In-Vitro Dissolution
Dissolution kinetics of the formulations were evaluated using two methods: beaker method and Franz diffusion cell method using the procedures described previously with minor modifications (55). Briefly, dissolution studies were carried out with aerosolized particles collected on the Stage 4 of the next generation impactor (NGI, Copley Scientific Limited, Nottingham, UK) (55). Two capsules (size 3 HPMC capsules, Qualicaps, Whitsett, North Carolina, USA), with each containing 10 ± 2 mg of the powder formulation, were actuated. For each dispersion, standard dispersion procedure were used: 4 L of air was allowed to pass the inhaler at 100 L/min for 2.4 s (55). The powder in the stage 4 of NGI was collected using a filter disk (Whatman® Grade 2, pore size 5 μm, GE Healthcare, Parramatta, Australia) for dissolution studies. The dissolution media was 20 mL of PBS (pH 7.4) to reflect potential buffering effects of lung lining fluid. An aliquot of 0.2 mL sample was drawn at time intervals of 2, 5, 10, 15, 20, 30, 45, 60, 90, 120, 150 and 180 mins, with a compensation of 0.2 mL fresh medium immediately after sample collection.
In the beaker method, the filter disk was gently placed in 20 mL PBS (pH 7.4 at 37 ± 2°C) held in a 100-mL jacketed beaker (4.7 mm internal diameter × 8.5 cm height, Vineland, New Jersey, USA). The dissolution media was constantly stirred at 500 rpm with the help of magnetic stirrer (VWR, Arlington Heights, Illinois, USA) using a polygon magnetic bar (12 mm, VWR, Arlington Heights, Illinois, USA).
In the Franz cell diffusion method, Franz cell (V6B, PermeGear Inc., Hellertown, Pennsylvania, USA) reservoirs were filled with 20 mL PBS (pH 7.4) and maintained at 37 ± 1°C. The dissolution media was stirred constantly at 600 rpm (6-station Franz Cell stirrer, PermeGear Inc., Hellertown, Pennsylvania, USA) with a magnetic bar (12.5 mm). The stirring speed is fixed at 600 rpm by the manufacturer, which is not adjustable. The filter disk with the aerosolized powder was placed on the top of the Franz cell, being in contact with the dissolution media (55).

AVAILABLE DATA
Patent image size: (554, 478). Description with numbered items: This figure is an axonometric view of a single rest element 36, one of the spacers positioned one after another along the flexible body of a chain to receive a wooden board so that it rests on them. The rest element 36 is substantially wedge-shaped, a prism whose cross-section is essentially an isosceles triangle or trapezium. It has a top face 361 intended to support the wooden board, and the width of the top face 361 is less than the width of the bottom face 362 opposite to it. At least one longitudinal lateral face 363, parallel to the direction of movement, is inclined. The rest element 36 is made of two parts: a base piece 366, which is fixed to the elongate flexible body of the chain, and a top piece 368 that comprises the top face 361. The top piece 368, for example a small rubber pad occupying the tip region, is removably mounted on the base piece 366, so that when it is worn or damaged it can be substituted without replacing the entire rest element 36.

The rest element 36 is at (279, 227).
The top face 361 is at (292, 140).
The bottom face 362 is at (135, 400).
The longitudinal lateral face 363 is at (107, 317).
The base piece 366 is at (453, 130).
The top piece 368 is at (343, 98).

EXERCISE AIM
Retype the in-vitro dissolution text starting with "In the Franz" and going on through "dissolution media (55).".

COMPLETED TASK
In the Franz cell diffusion method, Franz cell (V6B, PermeGear Inc., Hellertown, Pennsylvania, USA) reservoirs were filled with 20 mL PBS (pH 7.4) and maintained at 37 ± 1°C. The dissolution media was stirred constantly at 600 rpm (6-station Franz Cell stirrer, PermeGear Inc., Hellertown, Pennsylvania, USA) with a magnetic bar (12.5 mm). The stirring speed is fixed at 600 rpm by the manufacturer, which is not adjustable. The filter disk with the aerosolized powder was placed on the top of the Franz cell, being in contact with the dissolution media (55).